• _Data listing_
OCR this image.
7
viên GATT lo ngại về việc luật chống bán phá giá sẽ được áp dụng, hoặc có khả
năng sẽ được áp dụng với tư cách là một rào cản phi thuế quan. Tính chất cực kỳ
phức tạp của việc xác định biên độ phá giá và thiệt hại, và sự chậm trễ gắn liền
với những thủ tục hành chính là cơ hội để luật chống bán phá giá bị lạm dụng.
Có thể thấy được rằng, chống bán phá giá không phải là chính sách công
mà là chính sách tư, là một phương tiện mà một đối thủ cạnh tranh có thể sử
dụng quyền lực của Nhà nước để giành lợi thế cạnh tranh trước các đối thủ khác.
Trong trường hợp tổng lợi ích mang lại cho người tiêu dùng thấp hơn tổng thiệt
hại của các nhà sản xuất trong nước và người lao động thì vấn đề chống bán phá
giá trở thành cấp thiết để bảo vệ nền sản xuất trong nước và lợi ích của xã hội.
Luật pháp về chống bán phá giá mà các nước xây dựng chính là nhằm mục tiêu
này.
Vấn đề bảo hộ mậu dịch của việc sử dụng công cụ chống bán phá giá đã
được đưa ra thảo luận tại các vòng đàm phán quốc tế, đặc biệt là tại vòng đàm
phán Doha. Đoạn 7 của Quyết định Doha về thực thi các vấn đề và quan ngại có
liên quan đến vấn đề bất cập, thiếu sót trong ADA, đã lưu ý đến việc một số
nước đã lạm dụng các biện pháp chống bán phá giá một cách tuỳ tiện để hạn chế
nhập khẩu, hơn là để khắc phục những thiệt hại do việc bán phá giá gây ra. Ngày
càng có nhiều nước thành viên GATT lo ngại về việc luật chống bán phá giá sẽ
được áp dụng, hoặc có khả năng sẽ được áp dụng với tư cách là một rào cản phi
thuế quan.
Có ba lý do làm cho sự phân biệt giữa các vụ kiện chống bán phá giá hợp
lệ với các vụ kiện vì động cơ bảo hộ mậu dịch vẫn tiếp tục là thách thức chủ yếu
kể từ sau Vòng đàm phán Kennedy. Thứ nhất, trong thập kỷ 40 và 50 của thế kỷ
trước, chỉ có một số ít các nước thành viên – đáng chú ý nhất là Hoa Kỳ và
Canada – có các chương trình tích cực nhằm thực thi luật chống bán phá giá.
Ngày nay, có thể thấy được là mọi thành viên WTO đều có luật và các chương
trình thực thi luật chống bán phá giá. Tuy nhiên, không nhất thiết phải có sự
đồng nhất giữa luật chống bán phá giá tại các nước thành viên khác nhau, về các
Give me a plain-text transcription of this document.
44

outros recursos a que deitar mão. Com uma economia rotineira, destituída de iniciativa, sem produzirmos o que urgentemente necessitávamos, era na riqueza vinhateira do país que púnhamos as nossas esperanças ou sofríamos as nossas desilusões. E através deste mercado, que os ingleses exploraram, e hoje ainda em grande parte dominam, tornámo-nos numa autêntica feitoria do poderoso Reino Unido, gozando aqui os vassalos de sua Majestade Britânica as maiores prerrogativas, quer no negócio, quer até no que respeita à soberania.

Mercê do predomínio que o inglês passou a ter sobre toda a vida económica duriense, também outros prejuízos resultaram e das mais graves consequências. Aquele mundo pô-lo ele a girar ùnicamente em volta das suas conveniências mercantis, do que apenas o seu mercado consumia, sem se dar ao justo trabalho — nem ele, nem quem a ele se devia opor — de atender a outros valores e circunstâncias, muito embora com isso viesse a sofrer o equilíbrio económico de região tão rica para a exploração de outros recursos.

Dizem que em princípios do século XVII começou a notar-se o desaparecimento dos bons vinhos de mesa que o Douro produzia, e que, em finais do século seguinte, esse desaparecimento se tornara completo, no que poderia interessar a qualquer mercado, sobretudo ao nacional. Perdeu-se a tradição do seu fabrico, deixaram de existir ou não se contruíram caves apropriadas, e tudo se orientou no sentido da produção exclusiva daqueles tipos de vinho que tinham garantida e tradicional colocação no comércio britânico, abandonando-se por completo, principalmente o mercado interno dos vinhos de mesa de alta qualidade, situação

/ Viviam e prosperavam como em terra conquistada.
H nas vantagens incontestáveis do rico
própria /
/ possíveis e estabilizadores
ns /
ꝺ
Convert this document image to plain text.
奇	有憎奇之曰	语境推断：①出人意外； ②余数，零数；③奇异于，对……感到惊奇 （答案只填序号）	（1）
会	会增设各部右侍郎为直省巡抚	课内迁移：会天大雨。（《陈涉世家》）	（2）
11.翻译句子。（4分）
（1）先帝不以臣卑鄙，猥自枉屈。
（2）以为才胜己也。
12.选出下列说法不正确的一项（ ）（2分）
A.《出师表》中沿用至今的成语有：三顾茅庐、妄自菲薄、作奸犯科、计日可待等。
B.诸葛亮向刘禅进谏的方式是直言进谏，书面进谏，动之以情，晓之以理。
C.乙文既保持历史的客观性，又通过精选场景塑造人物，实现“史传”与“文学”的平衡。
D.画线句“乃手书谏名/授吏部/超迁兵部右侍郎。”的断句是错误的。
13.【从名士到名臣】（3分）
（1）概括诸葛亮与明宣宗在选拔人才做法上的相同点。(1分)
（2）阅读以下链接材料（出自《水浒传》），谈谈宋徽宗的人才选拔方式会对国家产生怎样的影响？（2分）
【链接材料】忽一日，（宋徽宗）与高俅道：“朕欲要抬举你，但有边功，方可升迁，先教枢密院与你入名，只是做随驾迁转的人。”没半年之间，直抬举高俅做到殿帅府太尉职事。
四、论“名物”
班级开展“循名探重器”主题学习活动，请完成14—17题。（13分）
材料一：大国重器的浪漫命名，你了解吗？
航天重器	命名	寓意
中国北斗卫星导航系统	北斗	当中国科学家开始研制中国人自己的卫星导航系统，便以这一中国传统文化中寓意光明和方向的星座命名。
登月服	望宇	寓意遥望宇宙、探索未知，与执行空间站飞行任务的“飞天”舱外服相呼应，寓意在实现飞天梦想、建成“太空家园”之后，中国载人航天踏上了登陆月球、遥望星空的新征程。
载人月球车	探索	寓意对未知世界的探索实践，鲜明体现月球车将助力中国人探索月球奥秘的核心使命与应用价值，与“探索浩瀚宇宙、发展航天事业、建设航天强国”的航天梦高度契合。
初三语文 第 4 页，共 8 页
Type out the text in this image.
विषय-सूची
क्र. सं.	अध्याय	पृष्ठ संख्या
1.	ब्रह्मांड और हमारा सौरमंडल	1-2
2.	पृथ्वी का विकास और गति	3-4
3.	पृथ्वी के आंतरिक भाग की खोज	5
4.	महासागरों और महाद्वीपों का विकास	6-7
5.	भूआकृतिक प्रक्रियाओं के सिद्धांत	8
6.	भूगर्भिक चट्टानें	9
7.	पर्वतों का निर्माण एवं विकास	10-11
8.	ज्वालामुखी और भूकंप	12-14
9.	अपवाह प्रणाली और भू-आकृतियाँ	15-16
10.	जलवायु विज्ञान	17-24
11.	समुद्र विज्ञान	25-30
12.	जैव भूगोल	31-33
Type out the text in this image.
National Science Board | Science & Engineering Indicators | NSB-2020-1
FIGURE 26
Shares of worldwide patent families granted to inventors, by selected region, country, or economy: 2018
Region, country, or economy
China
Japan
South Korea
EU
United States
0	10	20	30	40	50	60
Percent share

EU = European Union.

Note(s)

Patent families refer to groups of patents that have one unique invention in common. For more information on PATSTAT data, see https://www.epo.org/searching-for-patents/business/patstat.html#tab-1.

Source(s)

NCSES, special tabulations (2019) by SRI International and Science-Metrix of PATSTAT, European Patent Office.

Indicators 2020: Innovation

• _Exercise_
All of the data must be returned exactly.

• _Answer to this task_
OCR this image.
7
viên GATT lo ngại về việc luật chống bán phá giá sẽ được áp dụng, hoặc có khả
năng sẽ được áp dụng với tư cách là một rào cản phi thuế quan. Tính chất cực kỳ
phức tạp của việc xác định biên độ phá giá và thiệt hại, và sự chậm trễ gắn liền
với những thủ tục hành chính là cơ hội để luật chống bán phá giá bị lạm dụng.
Có thể thấy được rằng, chống bán phá giá không phải là chính sách công
mà là chính sách tư, là một phương tiện mà một đối thủ cạnh tranh có thể sử
dụng quyền lực của Nhà nước để giành lợi thế cạnh tranh trước các đối thủ khác.
Trong trường hợp tổng lợi ích mang lại cho người tiêu dùng thấp hơn tổng thiệt
hại của các nhà sản xuất trong nước và người lao động thì vấn đề chống bán phá
giá trở thành cấp thiết để bảo vệ nền sản xuất trong nước và lợi ích của xã hội.
Luật pháp về chống bán phá giá mà các nước xây dựng chính là nhằm mục tiêu
này.
Vấn đề bảo hộ mậu dịch của việc sử dụng công cụ chống bán phá giá đã
được đưa ra thảo luận tại các vòng đàm phán quốc tế, đặc biệt là tại vòng đàm
phán Doha. Đoạn 7 của Quyết định Doha về thực thi các vấn đề và quan ngại có
liên quan đến vấn đề bất cập, thiếu sót trong ADA, đã lưu ý đến việc một số
nước đã lạm dụng các biện pháp chống bán phá giá một cách tuỳ tiện để hạn chế
nhập khẩu, hơn là để khắc phục những thiệt hại do việc bán phá giá gây ra. Ngày
càng có nhiều nước thành viên GATT lo ngại về việc luật chống bán phá giá sẽ
được áp dụng, hoặc có khả năng sẽ được áp dụng với tư cách là một rào cản phi
thuế quan.
Có ba lý do làm cho sự phân biệt giữa các vụ kiện chống bán phá giá hợp
lệ với các vụ kiện vì động cơ bảo hộ mậu dịch vẫn tiếp tục là thách thức chủ yếu
kể từ sau Vòng đàm phán Kennedy. Thứ nhất, trong thập kỷ 40 và 50 của thế kỷ
trước, chỉ có một số ít các nước thành viên – đáng chú ý nhất là Hoa Kỳ và
Canada – có các chương trình tích cực nhằm thực thi luật chống bán phá giá.
Ngày nay, có thể thấy được là mọi thành viên WTO đều có luật và các chương
trình thực thi luật chống bán phá giá. Tuy nhiên, không nhất thiết phải có sự
đồng nhất giữa luật chống bán phá giá tại các nước thành viên khác nhau, về các
Give me a plain-text transcription of this document.
44

outros recursos a que deitar mão. Com uma economia rotineira, destituída de iniciativa, sem produzirmos o que urgentemente necessitávamos, era na riqueza vinhateira do país que púnhamos as nossas esperanças ou sofríamos as nossas desilusões. E através deste mercado, que os ingleses exploraram, e hoje ainda em grande parte dominam, tornámo-nos numa autêntica feitoria do poderoso Reino Unido, gozando aqui os vassalos de sua Majestade Britânica as maiores prerrogativas, quer no negócio, quer até no que respeita à soberania.

Mercê do predomínio que o inglês passou a ter sobre toda a vida económica duriense, também outros prejuízos resultaram e das mais graves consequências. Aquele mundo pô-lo ele a girar ùnicamente em volta das suas conveniências mercantis, do que apenas o seu mercado consumia, sem se dar ao justo trabalho — nem ele, nem quem a ele se devia opor — de atender a outros valores e circunstâncias, muito embora com isso viesse a sofrer o equilíbrio económico de região tão rica para a exploração de outros recursos.

Dizem que em princípios do século XVII começou a notar-se o desaparecimento dos bons vinhos de mesa que o Douro produzia, e que, em finais do século seguinte, esse desaparecimento se tornara completo, no que poderia interessar a qualquer mercado, sobretudo ao nacional. Perdeu-se a tradição do seu fabrico, deixaram de existir ou não se contruíram caves apropriadas, e tudo se orientou no sentido da produção exclusiva daqueles tipos de vinho que tinham garantida e tradicional colocação no comércio britânico, abandonando-se por completo, principalmente o mercado interno dos vinhos de mesa de alta qualidade, situação

/ Viviam e prosperavam como em terra conquistada.
H nas vantagens incontestáveis do rico
própria /
/ possíveis e estabilizadores
ns /
ꝺ
Convert this document image to plain text.
奇	有憎奇之曰	语境推断：①出人意外； ②余数，零数；③奇异于，对……感到惊奇 （答案只填序号）	（1）
会	会增设各部右侍郎为直省巡抚	课内迁移：会天大雨。（《陈涉世家》）	（2）
11.翻译句子。（4分）
（1）先帝不以臣卑鄙，猥自枉屈。
（2）以为才胜己也。
12.选出下列说法不正确的一项（ ）（2分）
A.《出师表》中沿用至今的成语有：三顾茅庐、妄自菲薄、作奸犯科、计日可待等。
B.诸葛亮向刘禅进谏的方式是直言进谏，书面进谏，动之以情，晓之以理。
C.乙文既保持历史的客观性，又通过精选场景塑造人物，实现“史传”与“文学”的平衡。
D.画线句“乃手书谏名/授吏部/超迁兵部右侍郎。”的断句是错误的。
13.【从名士到名臣】（3分）
（1）概括诸葛亮与明宣宗在选拔人才做法上的相同点。(1分)
（2）阅读以下链接材料（出自《水浒传》），谈谈宋徽宗的人才选拔方式会对国家产生怎样的影响？（2分）
【链接材料】忽一日，（宋徽宗）与高俅道：“朕欲要抬举你，但有边功，方可升迁，先教枢密院与你入名，只是做随驾迁转的人。”没半年之间，直抬举高俅做到殿帅府太尉职事。
四、论“名物”
班级开展“循名探重器”主题学习活动，请完成14—17题。（13分）
材料一：大国重器的浪漫命名，你了解吗？
航天重器	命名	寓意
中国北斗卫星导航系统	北斗	当中国科学家开始研制中国人自己的卫星导航系统，便以这一中国传统文化中寓意光明和方向的星座命名。
登月服	望宇	寓意遥望宇宙、探索未知，与执行空间站飞行任务的“飞天”舱外服相呼应，寓意在实现飞天梦想、建成“太空家园”之后，中国载人航天踏上了登陆月球、遥望星空的新征程。
载人月球车	探索	寓意对未知世界的探索实践，鲜明体现月球车将助力中国人探索月球奥秘的核心使命与应用价值，与“探索浩瀚宇宙、发展航天事业、建设航天强国”的航天梦高度契合。
初三语文 第 4 页，共 8 页
Type out the text in this image.
विषय-सूची
क्र. सं.	अध्याय	पृष्ठ संख्या
1.	ब्रह्मांड और हमारा सौरमंडल	1-2
2.	पृथ्वी का विकास और गति	3-4
3.	पृथ्वी के आंतरिक भाग की खोज	5
4.	महासागरों और महाद्वीपों का विकास	6-7
5.	भूआकृतिक प्रक्रियाओं के सिद्धांत	8
6.	भूगर्भिक चट्टानें	9
7.	पर्वतों का निर्माण एवं विकास	10-11
8.	ज्वालामुखी और भूकंप	12-14
9.	अपवाह प्रणाली और भू-आकृतियाँ	15-16
10.	जलवायु विज्ञान	17-24
11.	समुद्र विज्ञान	25-30
12.	जैव भूगोल	31-33
Type out the text in this image.
National Science Board | Science & Engineering Indicators | NSB-2020-1
FIGURE 26
Shares of worldwide patent families granted to inventors, by selected region, country, or economy: 2018
Region, country, or economy
China
Japan
South Korea
EU
United States
0	10	20	30	40	50	60
Percent share

EU = European Union.

Note(s)

Patent families refer to groups of patents that have one unique invention in common. For more information on PATSTAT data, see https://www.epo.org/searching-for-patents/business/patstat.html#tab-1.

Source(s)

NCSES, special tabulations (2019) by SRI International and Science-Metrix of PATSTAT, European Patent Office.

Indicators 2020: Innovation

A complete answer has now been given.